- Exercise prompt: From the entries below, gather each line containing the word "desc".

[Data items]
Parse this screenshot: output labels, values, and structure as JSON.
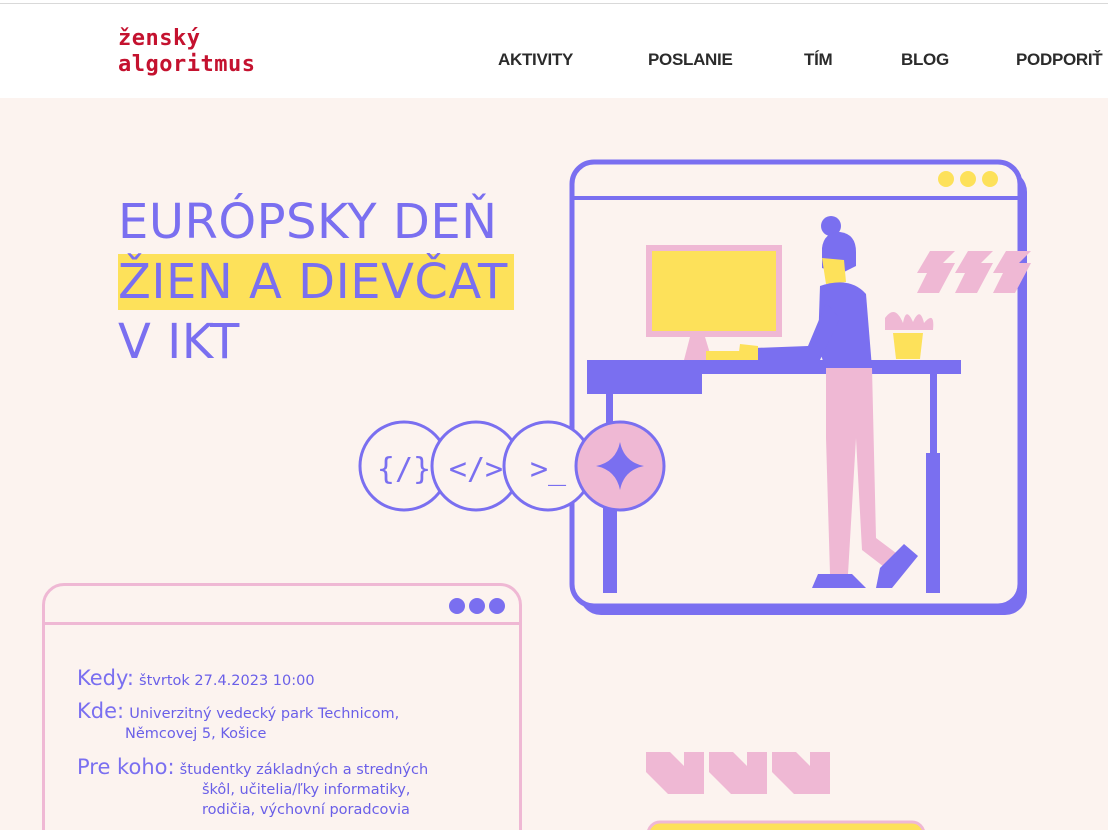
{
  "brand": {
    "line1": "ženský",
    "line2": "algoritmus",
    "color": "#c4122f"
  },
  "nav": {
    "items": [
      {
        "label": "AKTIVITY"
      },
      {
        "label": "POSLANIE"
      },
      {
        "label": "TÍM"
      },
      {
        "label": "BLOG"
      },
      {
        "label": "PODPORIŤ"
      }
    ]
  },
  "hero": {
    "title_line1": "EURÓPSKY DEŇ",
    "title_line2": "ŽIEN A DIEVČAT",
    "title_line3": "V IKT",
    "accent": "#7a6ff0",
    "highlight": "#fde15a",
    "pink": "#efb8d4"
  },
  "code_icons": {
    "braces": "{/}",
    "tag": "</>",
    "prompt": ">_",
    "star_icon": "sparkle-icon"
  },
  "event": {
    "when_label": "Kedy:",
    "when_value": "štvrtok 27.4.2023 10:00",
    "where_label": "Kde:",
    "where_value_1": "Univerzitný vedecký park Technicom,",
    "where_value_2": "Němcovej 5, Košice",
    "who_label": "Pre koho:",
    "who_value_1": "študentky základných a stredných",
    "who_value_2": "škôl, učitelia/ľky informatiky,",
    "who_value_3": "rodičia, výchovní poradcovia"
  }
}
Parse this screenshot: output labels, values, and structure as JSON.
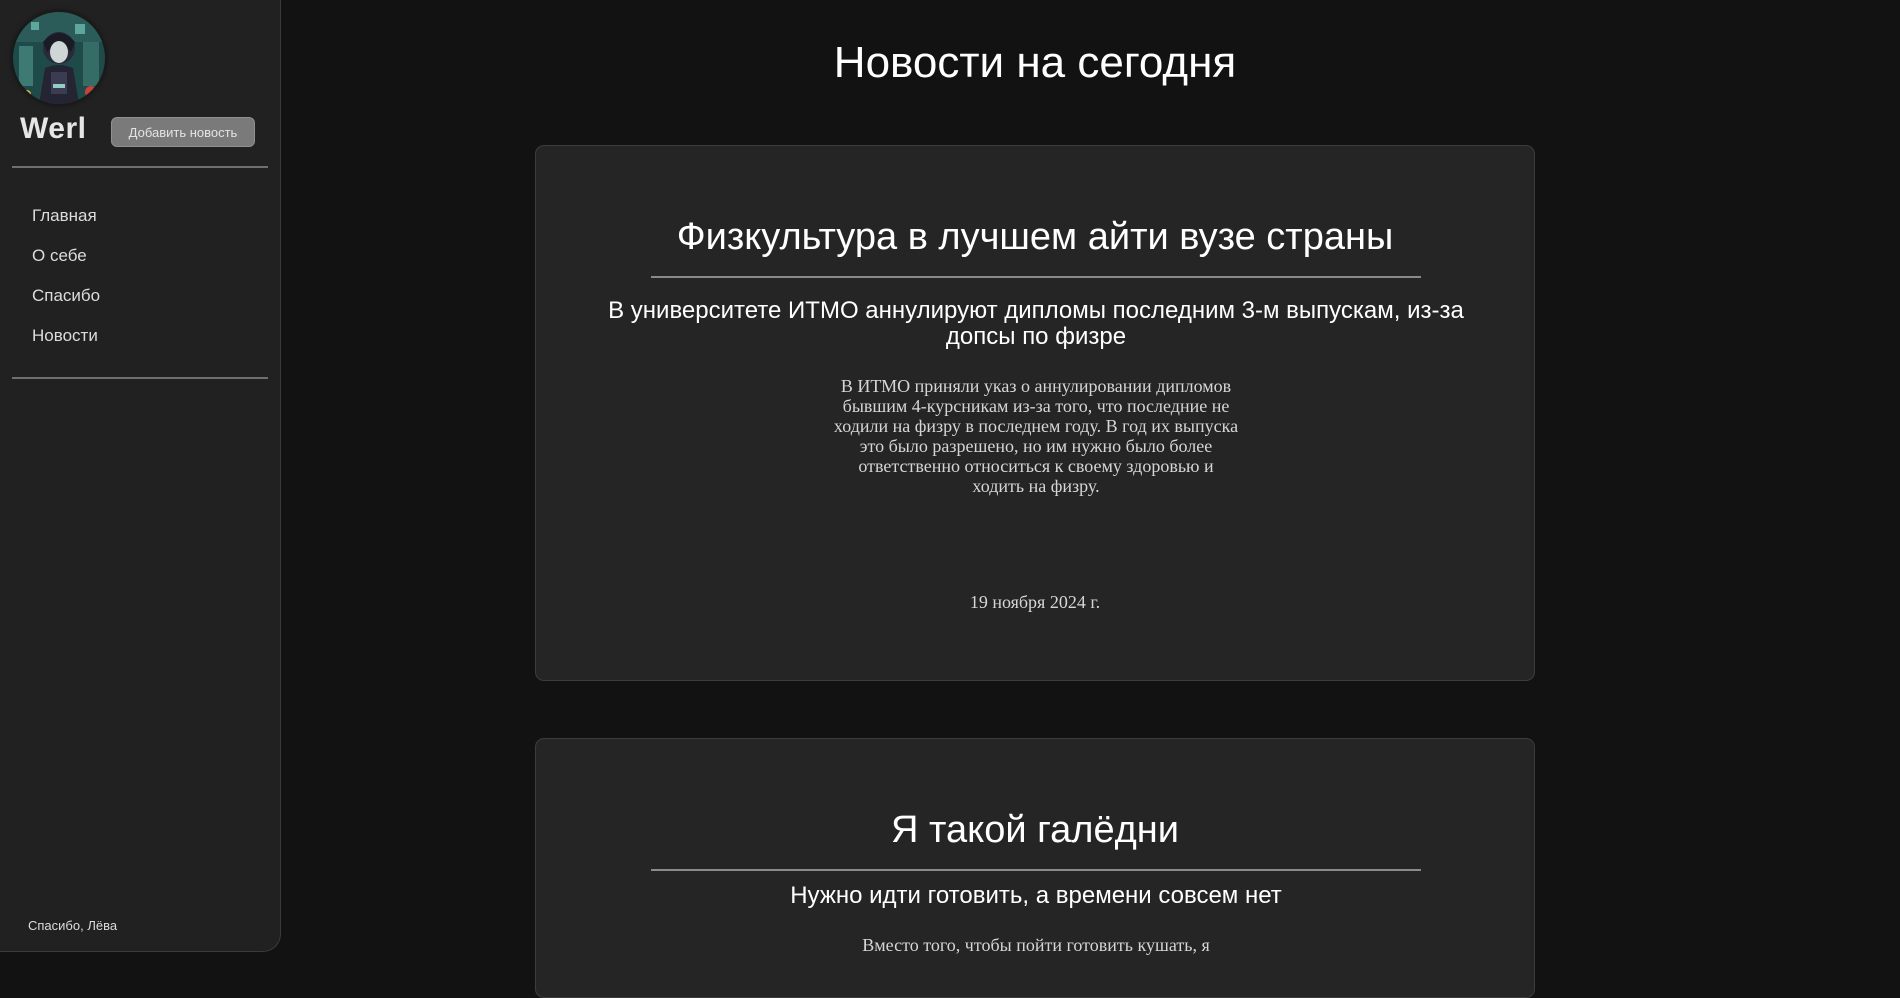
{
  "sidebar": {
    "avatar_icon": "anime-avatar-icon",
    "username": "Werl",
    "add_news_label": "Добавить новость",
    "nav_items": [
      {
        "label": "Главная"
      },
      {
        "label": "О себе"
      },
      {
        "label": "Спасибо"
      },
      {
        "label": "Новости"
      }
    ],
    "footer_text": "Спасибо, Лёва"
  },
  "main": {
    "title": "Новости на сегодня",
    "news": [
      {
        "title": "Физкультура в лучшем айти вузе страны",
        "subtitle": "В университете ИТМО аннулируют дипломы последним 3-м выпускам, из-за допсы по физре",
        "body": "В ИТМО приняли указ о аннулировании дипломов бывшим 4-курсникам из-за того, что последние не ходили на физру в последнем году. В год их выпуска это было разрешено, но им нужно было более ответственно относиться к своему здоровью и ходить на физру.",
        "date": "19 ноября 2024 г."
      },
      {
        "title": "Я такой галёдни",
        "subtitle": "Нужно идти готовить, а времени совсем нет",
        "body": "Вместо того, чтобы пойти готовить кушать, я"
      }
    ]
  },
  "colors": {
    "background": "#121212",
    "sidebar": "#212121",
    "card": "#252525",
    "button": "#7a7a7a"
  }
}
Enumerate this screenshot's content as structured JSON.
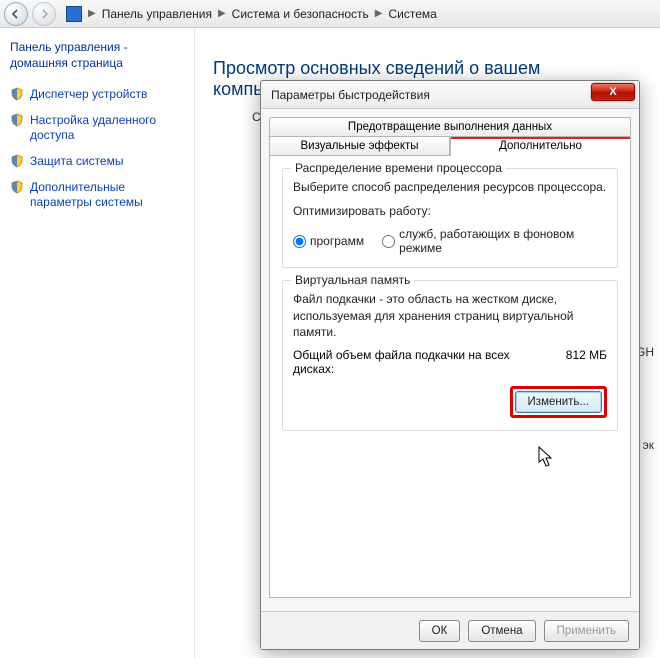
{
  "breadcrumb": {
    "item1": "Панель управления",
    "item2": "Система и безопасность",
    "item3": "Система"
  },
  "sidebar": {
    "home": "Панель управления - домашняя страница",
    "items": [
      {
        "label": "Диспетчер устройств"
      },
      {
        "label": "Настройка удаленного доступа"
      },
      {
        "label": "Защита системы"
      },
      {
        "label": "Дополнительные параметры системы"
      }
    ]
  },
  "page": {
    "heading": "Просмотр основных сведений о вашем компьютере"
  },
  "peek": {
    "left": "Св",
    "right1": "GH",
    "right2": "эк"
  },
  "dialog": {
    "title": "Параметры быстродействия",
    "close": "X",
    "tabs": {
      "dep": "Предотвращение выполнения данных",
      "visual": "Визуальные эффекты",
      "advanced": "Дополнительно"
    },
    "cpu": {
      "legend": "Распределение времени процессора",
      "desc": "Выберите способ распределения ресурсов процессора.",
      "optimize": "Оптимизировать работу:",
      "opt_programs": "программ",
      "opt_services": "служб, работающих в фоновом режиме"
    },
    "vm": {
      "legend": "Виртуальная память",
      "desc": "Файл подкачки - это область на жестком диске, используемая для хранения страниц виртуальной памяти.",
      "total_label": "Общий объем файла подкачки на всех дисках:",
      "total_value": "812 МБ",
      "change": "Изменить..."
    },
    "buttons": {
      "ok": "ОК",
      "cancel": "Отмена",
      "apply": "Применить"
    }
  }
}
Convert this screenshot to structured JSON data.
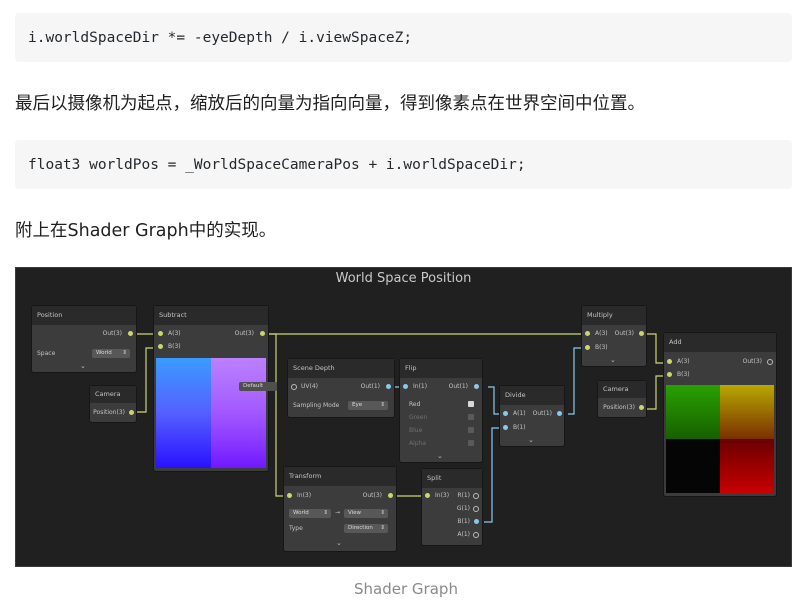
{
  "code1": "i.worldSpaceDir *= -eyeDepth / i.viewSpaceZ;",
  "paragraph1": "最后以摄像机为起点，缩放后的向量为指向向量，得到像素点在世界空间中位置。",
  "code2": "float3 worldPos = _WorldSpaceCameraPos + i.worldSpaceDir;",
  "paragraph2": "附上在Shader Graph中的实现。",
  "graph": {
    "title": "World Space Position",
    "position_node": {
      "title": "Position",
      "out": "Out(3)",
      "space_label": "Space",
      "space_value": "World"
    },
    "camera_node": {
      "title": "Camera",
      "out": "Position(3)"
    },
    "subtract_node": {
      "title": "Subtract",
      "in_a": "A(3)",
      "in_b": "B(3)",
      "out": "Out(3)"
    },
    "scene_depth_node": {
      "title": "Scene Depth",
      "in_uv": "UV(4)",
      "default_label": "Default",
      "out": "Out(1)",
      "sampling_label": "Sampling Mode",
      "sampling_value": "Eye"
    },
    "flip_node": {
      "title": "Flip",
      "in": "In(1)",
      "out": "Out(1)",
      "channels": [
        "Red",
        "Green",
        "Blue",
        "Alpha"
      ]
    },
    "divide_node": {
      "title": "Divide",
      "in_a": "A(1)",
      "in_b": "B(1)",
      "out": "Out(1)"
    },
    "multiply_node": {
      "title": "Multiply",
      "in_a": "A(3)",
      "in_b": "B(3)",
      "out": "Out(3)"
    },
    "camera2_node": {
      "title": "Camera",
      "out": "Position(3)"
    },
    "add_node": {
      "title": "Add",
      "in_a": "A(3)",
      "in_b": "B(3)",
      "out": "Out(3)"
    },
    "transform_node": {
      "title": "Transform",
      "in": "In(3)",
      "out": "Out(3)",
      "from": "World",
      "to": "View",
      "type_label": "Type",
      "type_value": "Direction"
    },
    "split_node": {
      "title": "Split",
      "in": "In(3)",
      "outs": [
        "R(1)",
        "G(1)",
        "B(1)",
        "A(1)"
      ]
    }
  },
  "caption": "Shader Graph",
  "colors": {
    "port": "#ccd56e",
    "wire": "#ccd56e",
    "wire_float": "#88c9ee",
    "code_bg": "#f6f6f6"
  }
}
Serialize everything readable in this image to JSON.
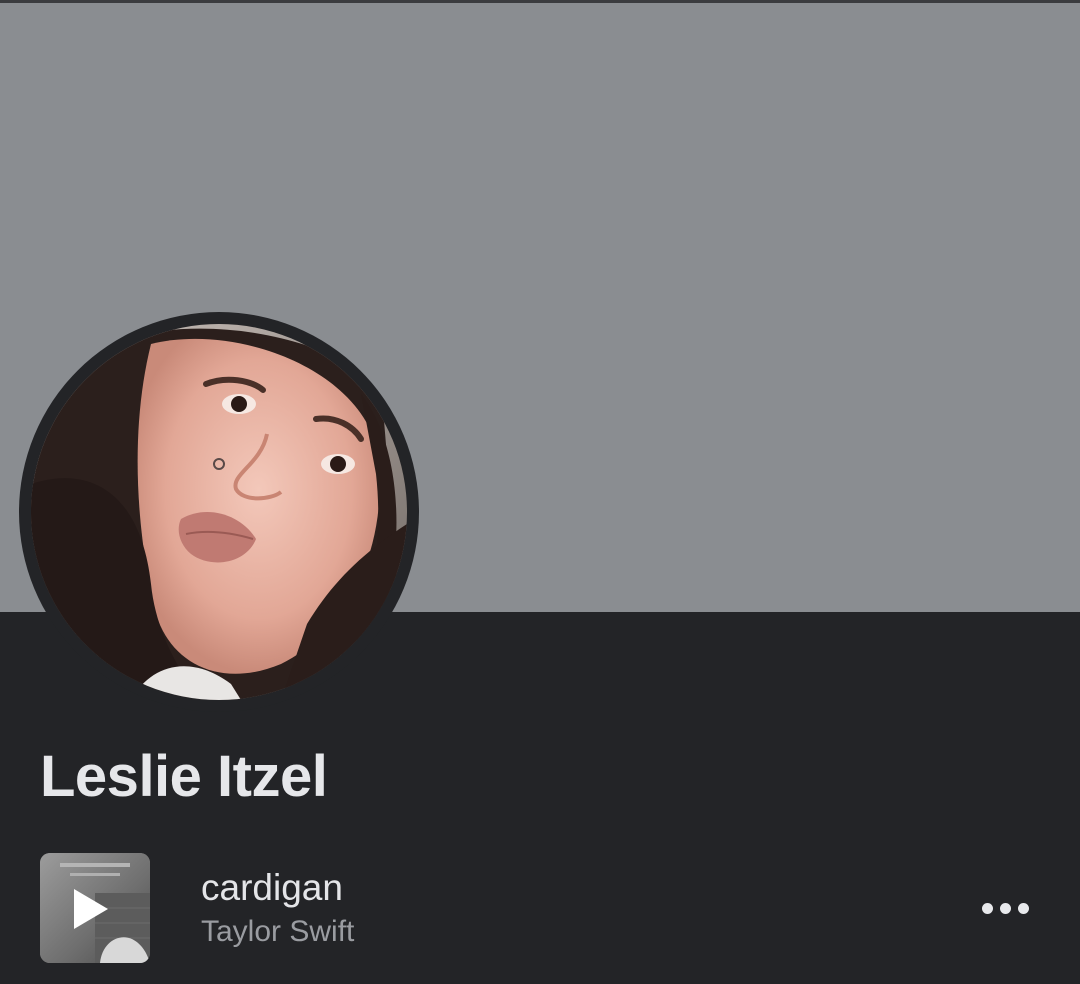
{
  "profile": {
    "name": "Leslie Itzel",
    "avatar_icon": "profile-photo",
    "cover_color": "#8a8d91"
  },
  "now_playing": {
    "title": "cardigan",
    "artist": "Taylor Swift",
    "album_art_icon": "album-cover",
    "play_icon": "play-icon",
    "more_icon": "more-horizontal-icon"
  },
  "colors": {
    "background": "#232427",
    "title_text": "#e6e7ea",
    "secondary_text": "#9a9ca1"
  }
}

- Answer in full:
      "desc": "Выберите способ распределения ресурсов процессора.",
      "desc": "Файл подкачки - это область на жестком диске, используемая для хранения страниц виртуальной памяти.",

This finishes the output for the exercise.